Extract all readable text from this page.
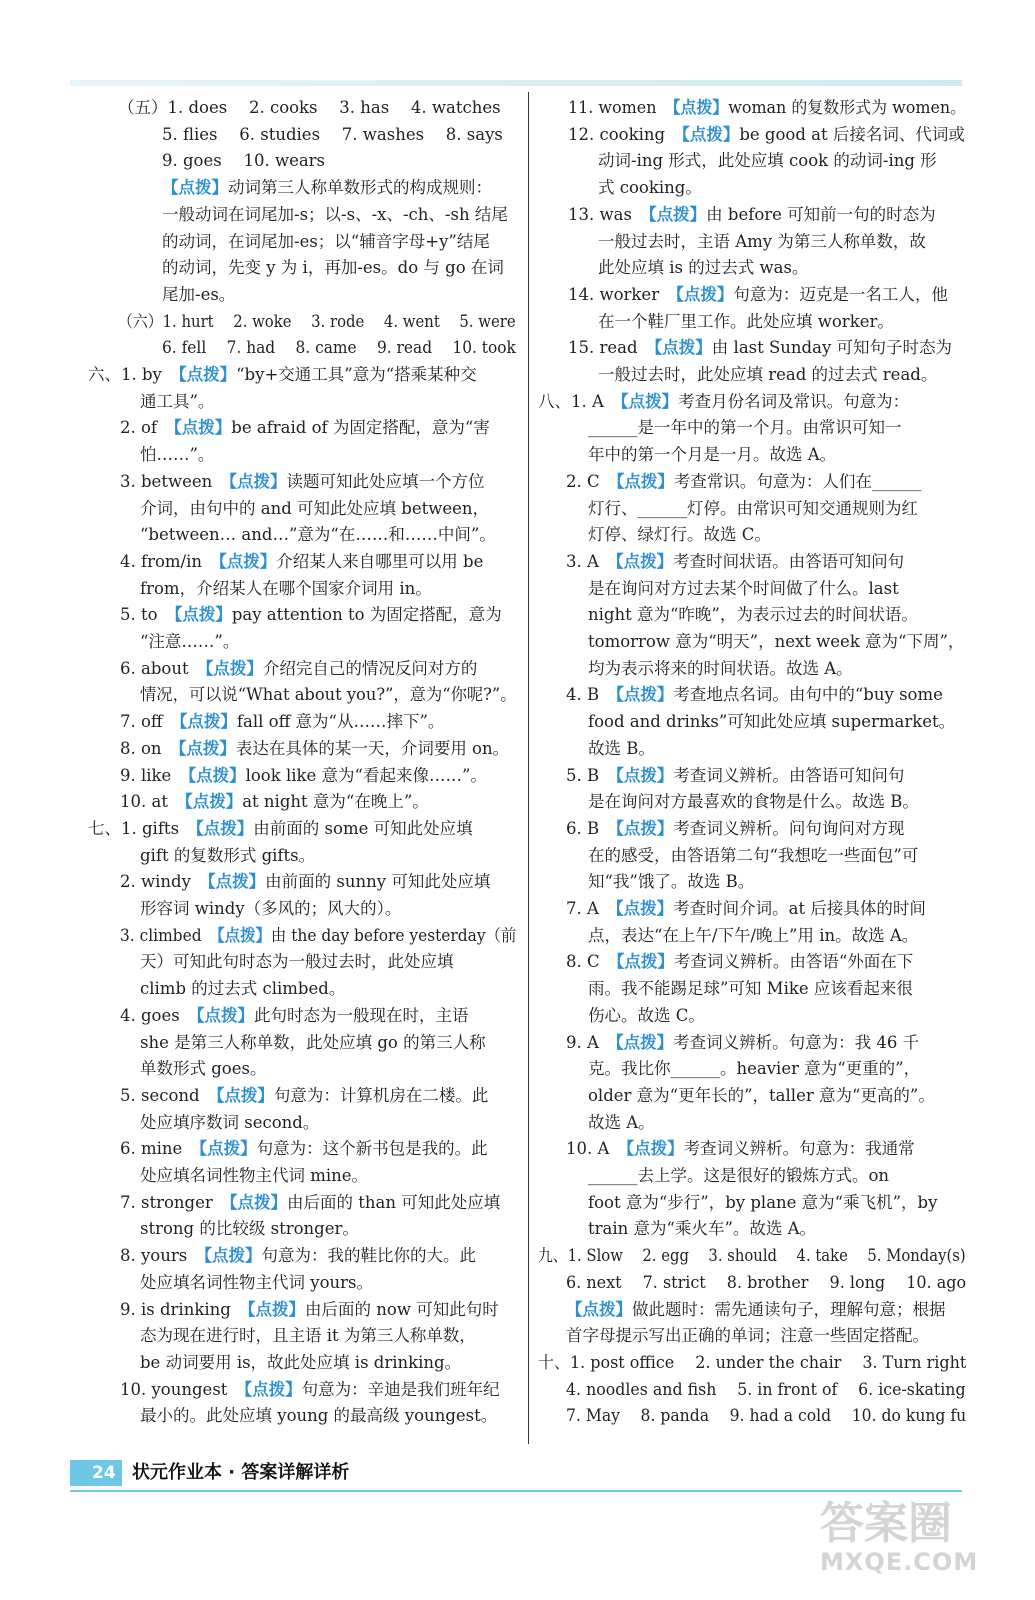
（五）1. does　 2. cooks　 3. has　 4. watches
5. flies　 6. studies　 7. washes　 8. says
9. goes　 10. wears
【点拨】动词第三人称单数形式的构成规则：
一般动词在词尾加-s；以-s、-x、-ch、-sh 结尾
的动词，在词尾加-es；以“辅音字母+y”结尾
的动词，先变 y 为 i，再加-es。do 与 go 在词
尾加-es。
（六）1. hurt　 2. woke　 3. rode　 4. went　 5. were
6. fell　 7. had　 8. came　 9. read　 10. took
六、1. by　【点拨】“by+交通工具”意为“搭乘某种交
通工具”。
2. of　【点拨】be afraid of 为固定搭配，意为“害
怕……”。
3. between　【点拨】读题可知此处应填一个方位
介词，由句中的 and 可知此处应填 between，
“between… and…”意为“在……和……中间”。
4. from/in　【点拨】介绍某人来自哪里可以用 be
from，介绍某人在哪个国家介词用 in。
5. to　【点拨】pay attention to 为固定搭配，意为
“注意……”。
6. about　【点拨】介绍完自己的情况反问对方的
情况，可以说“What about you?”，意为“你呢?”。
7. off　【点拨】fall off 意为“从……摔下”。
8. on　【点拨】表达在具体的某一天，介词要用 on。
9. like　【点拨】look like 意为“看起来像……”。
10. at　【点拨】at night 意为“在晚上”。
七、1. gifts　【点拨】由前面的 some 可知此处应填
gift 的复数形式 gifts。
2. windy　【点拨】由前面的 sunny 可知此处应填
形容词 windy（多风的；风大的）。
3. climbed　【点拨】由 the day before yesterday（前
天）可知此句时态为一般过去时，此处应填
climb 的过去式 climbed。
4. goes　【点拨】此句时态为一般现在时，主语
she 是第三人称单数，此处应填 go 的第三人称
单数形式 goes。
5. second　【点拨】句意为：计算机房在二楼。此
处应填序数词 second。
6. mine　【点拨】句意为：这个新书包是我的。此
处应填名词性物主代词 mine。
7. stronger　【点拨】由后面的 than 可知此处应填
strong 的比较级 stronger。
8. yours　【点拨】句意为：我的鞋比你的大。此
处应填名词性物主代词 yours。
9. is drinking　【点拨】由后面的 now 可知此句时
态为现在进行时，且主语 it 为第三人称单数，
be 动词要用 is，故此处应填 is drinking。
10. youngest　【点拨】句意为：辛迪是我们班年纪
最小的。此处应填 young 的最高级 youngest。
11. women　【点拨】woman 的复数形式为 women。
12. cooking　【点拨】be good at 后接名词、代词或
动词-ing 形式，此处应填 cook 的动词-ing 形
式 cooking。
13. was　【点拨】由 before 可知前一句的时态为
一般过去时，主语 Amy 为第三人称单数，故
此处应填 is 的过去式 was。
14. worker　【点拨】句意为：迈克是一名工人，他
在一个鞋厂里工作。此处应填 worker。
15. read　【点拨】由 last Sunday 可知句子时态为
一般过去时，此处应填 read 的过去式 read。
八、1. A　【点拨】考查月份名词及常识。句意为：
______是一年中的第一个月。由常识可知一
年中的第一个月是一月。故选 A。
2. C　【点拨】考查常识。句意为：人们在______
灯行、______灯停。由常识可知交通规则为红
灯停、绿灯行。故选 C。
3. A　【点拨】考查时间状语。由答语可知问句
是在询问对方过去某个时间做了什么。last
night 意为“昨晚”，为表示过去的时间状语。
tomorrow 意为“明天”，next week 意为“下周”，
均为表示将来的时间状语。故选 A。
4. B　【点拨】考查地点名词。由句中的“buy some
food and drinks”可知此处应填 supermarket。
故选 B。
5. B　【点拨】考查词义辨析。由答语可知问句
是在询问对方最喜欢的食物是什么。故选 B。
6. B　【点拨】考查词义辨析。问句询问对方现
在的感受，由答语第二句“我想吃一些面包”可
知“我”饿了。故选 B。
7. A　【点拨】考查时间介词。at 后接具体的时间
点，表达“在上午/下午/晚上”用 in。故选 A。
8. C　【点拨】考查词义辨析。由答语“外面在下
雨。我不能踢足球”可知 Mike 应该看起来很
伤心。故选 C。
9. A　【点拨】考查词义辨析。句意为：我 46 千
克。我比你______。heavier 意为“更重的”，
older 意为“更年长的”，taller 意为“更高的”。
故选 A。
10. A　【点拨】考查词义辨析。句意为：我通常
______去上学。这是很好的锻炼方式。on
foot 意为“步行”，by plane 意为“乘飞机”，by
train 意为“乘火车”。故选 A。
九、1. Slow　 2. egg　 3. should　 4. take　 5. Monday(s)
6. next　 7. strict　 8. brother　 9. long　 10. ago
【点拨】做此题时：需先通读句子，理解句意；根据
首字母提示写出正确的单词；注意一些固定搭配。
十、1. post office　 2. under the chair　 3. Turn right
4. noodles and fish　 5. in front of　 6. ice-skating
7. May　 8. panda　 9. had a cold　 10. do kung fu
24 状元作业本 · 答案详解详析
答案圈
MXQE.COM
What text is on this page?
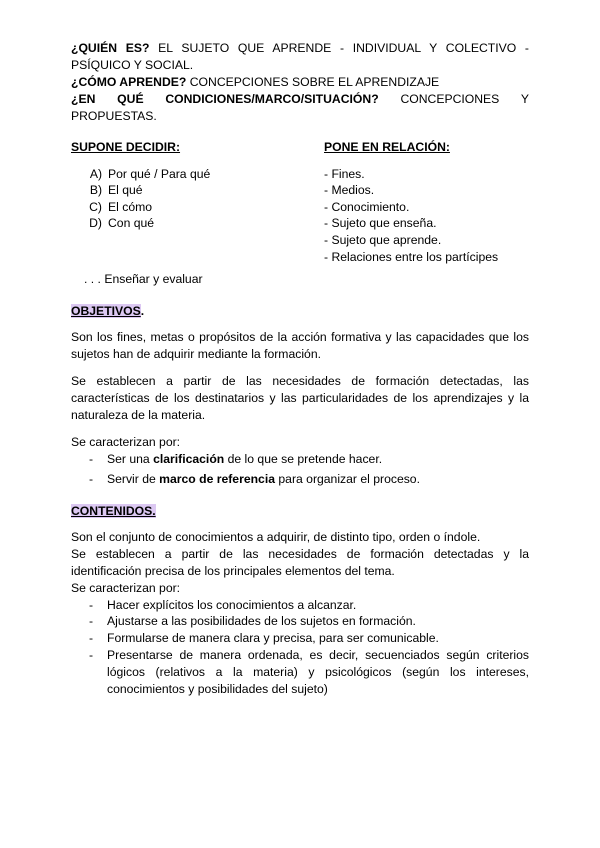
¿QUIÉN ES? EL SUJETO QUE APRENDE - INDIVIDUAL Y COLECTIVO - PSÍQUICO Y SOCIAL.

¿CÓMO APRENDE? CONCEPCIONES SOBRE EL APRENDIZAJE

¿EN QUÉ CONDICIONES/MARCO/SITUACIÓN? CONCEPCIONES Y PROPUESTAS.

SUPONE DECIDIR:
A) Por qué / Para qué
B) El qué
C) El cómo
D) Con qué
PONE EN RELACIÓN:
- Fines.
- Medios.
- Conocimiento.
- Sujeto que enseña.
- Sujeto que aprende.
- Relaciones entre los partícipes
. . . Enseñar y evaluar
OBJETIVOS.

Son los fines, metas o propósitos de la acción formativa y las capacidades que los sujetos han de adquirir mediante la formación.

Se establecen a partir de las necesidades de formación detectadas, las características de los destinatarios y las particularidades de los aprendizajes y la naturaleza de la materia.

Se caracterizan por:

- Ser una clarificación de lo que se pretende hacer.
- Servir de marco de referencia para organizar el proceso.
CONTENIDOS.

Son el conjunto de conocimientos a adquirir, de distinto tipo, orden o índole.

Se establecen a partir de las necesidades de formación detectadas y la identificación precisa de los principales elementos del tema.

Se caracterizan por:

- Hacer explícitos los conocimientos a alcanzar.
- Ajustarse a las posibilidades de los sujetos en formación.
- Formularse de manera clara y precisa, para ser comunicable.
- Presentarse de manera ordenada, es decir, secuenciados según criterios lógicos (relativos a la materia) y psicológicos (según los intereses, conocimientos y posibilidades del sujeto)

⁂

▶ _STATED EXERCISE_: Repeat each entry precisely as it appears. Leave the pictures out.

▶ _THE REPLY_:
Extract all readable text from this page.
（五）1. does　 2. cooks　 3. has　 4. watches
5. flies　 6. studies　 7. washes　 8. says
9. goes　 10. wears
【点拨】动词第三人称单数形式的构成规则：
一般动词在词尾加-s；以-s、-x、-ch、-sh 结尾
的动词，在词尾加-es；以“辅音字母+y”结尾
的动词，先变 y 为 i，再加-es。do 与 go 在词
尾加-es。
（六）1. hurt　 2. woke　 3. rode　 4. went　 5. were
6. fell　 7. had　 8. came　 9. read　 10. took
六、1. by　【点拨】“by+交通工具”意为“搭乘某种交
通工具”。
2. of　【点拨】be afraid of 为固定搭配，意为“害
怕……”。
3. between　【点拨】读题可知此处应填一个方位
介词，由句中的 and 可知此处应填 between，
“between… and…”意为“在……和……中间”。
4. from/in　【点拨】介绍某人来自哪里可以用 be
from，介绍某人在哪个国家介词用 in。
5. to　【点拨】pay attention to 为固定搭配，意为
“注意……”。
6. about　【点拨】介绍完自己的情况反问对方的
情况，可以说“What about you?”，意为“你呢?”。
7. off　【点拨】fall off 意为“从……摔下”。
8. on　【点拨】表达在具体的某一天，介词要用 on。
9. like　【点拨】look like 意为“看起来像……”。
10. at　【点拨】at night 意为“在晚上”。
七、1. gifts　【点拨】由前面的 some 可知此处应填
gift 的复数形式 gifts。
2. windy　【点拨】由前面的 sunny 可知此处应填
形容词 windy（多风的；风大的）。
3. climbed　【点拨】由 the day before yesterday（前
天）可知此句时态为一般过去时，此处应填
climb 的过去式 climbed。
4. goes　【点拨】此句时态为一般现在时，主语
she 是第三人称单数，此处应填 go 的第三人称
单数形式 goes。
5. second　【点拨】句意为：计算机房在二楼。此
处应填序数词 second。
6. mine　【点拨】句意为：这个新书包是我的。此
处应填名词性物主代词 mine。
7. stronger　【点拨】由后面的 than 可知此处应填
strong 的比较级 stronger。
8. yours　【点拨】句意为：我的鞋比你的大。此
处应填名词性物主代词 yours。
9. is drinking　【点拨】由后面的 now 可知此句时
态为现在进行时，且主语 it 为第三人称单数，
be 动词要用 is，故此处应填 is drinking。
10. youngest　【点拨】句意为：辛迪是我们班年纪
最小的。此处应填 young 的最高级 youngest。
11. women　【点拨】woman 的复数形式为 women。
12. cooking　【点拨】be good at 后接名词、代词或
动词-ing 形式，此处应填 cook 的动词-ing 形
式 cooking。
13. was　【点拨】由 before 可知前一句的时态为
一般过去时，主语 Amy 为第三人称单数，故
此处应填 is 的过去式 was。
14. worker　【点拨】句意为：迈克是一名工人，他
在一个鞋厂里工作。此处应填 worker。
15. read　【点拨】由 last Sunday 可知句子时态为
一般过去时，此处应填 read 的过去式 read。
八、1. A　【点拨】考查月份名词及常识。句意为：
______是一年中的第一个月。由常识可知一
年中的第一个月是一月。故选 A。
2. C　【点拨】考查常识。句意为：人们在______
灯行、______灯停。由常识可知交通规则为红
灯停、绿灯行。故选 C。
3. A　【点拨】考查时间状语。由答语可知问句
是在询问对方过去某个时间做了什么。last
night 意为“昨晚”，为表示过去的时间状语。
tomorrow 意为“明天”，next week 意为“下周”，
均为表示将来的时间状语。故选 A。
4. B　【点拨】考查地点名词。由句中的“buy some
food and drinks”可知此处应填 supermarket。
故选 B。
5. B　【点拨】考查词义辨析。由答语可知问句
是在询问对方最喜欢的食物是什么。故选 B。
6. B　【点拨】考查词义辨析。问句询问对方现
在的感受，由答语第二句“我想吃一些面包”可
知“我”饿了。故选 B。
7. A　【点拨】考查时间介词。at 后接具体的时间
点，表达“在上午/下午/晚上”用 in。故选 A。
8. C　【点拨】考查词义辨析。由答语“外面在下
雨。我不能踢足球”可知 Mike 应该看起来很
伤心。故选 C。
9. A　【点拨】考查词义辨析。句意为：我 46 千
克。我比你______。heavier 意为“更重的”，
older 意为“更年长的”，taller 意为“更高的”。
故选 A。
10. A　【点拨】考查词义辨析。句意为：我通常
______去上学。这是很好的锻炼方式。on
foot 意为“步行”，by plane 意为“乘飞机”，by
train 意为“乘火车”。故选 A。
九、1. Slow　 2. egg　 3. should　 4. take　 5. Monday(s)
6. next　 7. strict　 8. brother　 9. long　 10. ago
【点拨】做此题时：需先通读句子，理解句意；根据
首字母提示写出正确的单词；注意一些固定搭配。
十、1. post office　 2. under the chair　 3. Turn right
4. noodles and fish　 5. in front of　 6. ice-skating
7. May　 8. panda　 9. had a cold　 10. do kung fu
24 状元作业本 · 答案详解详析
答案圈
MXQE.COM
What text is on this page?
¿QUIÉN ES? EL SUJETO QUE APRENDE - INDIVIDUAL Y COLECTIVO - PSÍQUICO Y SOCIAL.

¿CÓMO APRENDE? CONCEPCIONES SOBRE EL APRENDIZAJE

¿EN QUÉ CONDICIONES/MARCO/SITUACIÓN? CONCEPCIONES Y PROPUESTAS.

SUPONE DECIDIR:
A) Por qué / Para qué
B) El qué
C) El cómo
D) Con qué
PONE EN RELACIÓN:
- Fines.
- Medios.
- Conocimiento.
- Sujeto que enseña.
- Sujeto que aprende.
- Relaciones entre los partícipes
. . . Enseñar y evaluar
OBJETIVOS.

Son los fines, metas o propósitos de la acción formativa y las capacidades que los sujetos han de adquirir mediante la formación.

Se establecen a partir de las necesidades de formación detectadas, las características de los destinatarios y las particularidades de los aprendizajes y la naturaleza de la materia.

Se caracterizan por:

- Ser una clarificación de lo que se pretende hacer.
- Servir de marco de referencia para organizar el proceso.
CONTENIDOS.

Son el conjunto de conocimientos a adquirir, de distinto tipo, orden o índole.

Se establecen a partir de las necesidades de formación detectadas y la identificación precisa de los principales elementos del tema.

Se caracterizan por:

- Hacer explícitos los conocimientos a alcanzar.
- Ajustarse a las posibilidades de los sujetos en formación.
- Formularse de manera clara y precisa, para ser comunicable.
- Presentarse de manera ordenada, es decir, secuenciados según criterios lógicos (relativos a la materia) y psicológicos (según los intereses, conocimientos y posibilidades del sujeto)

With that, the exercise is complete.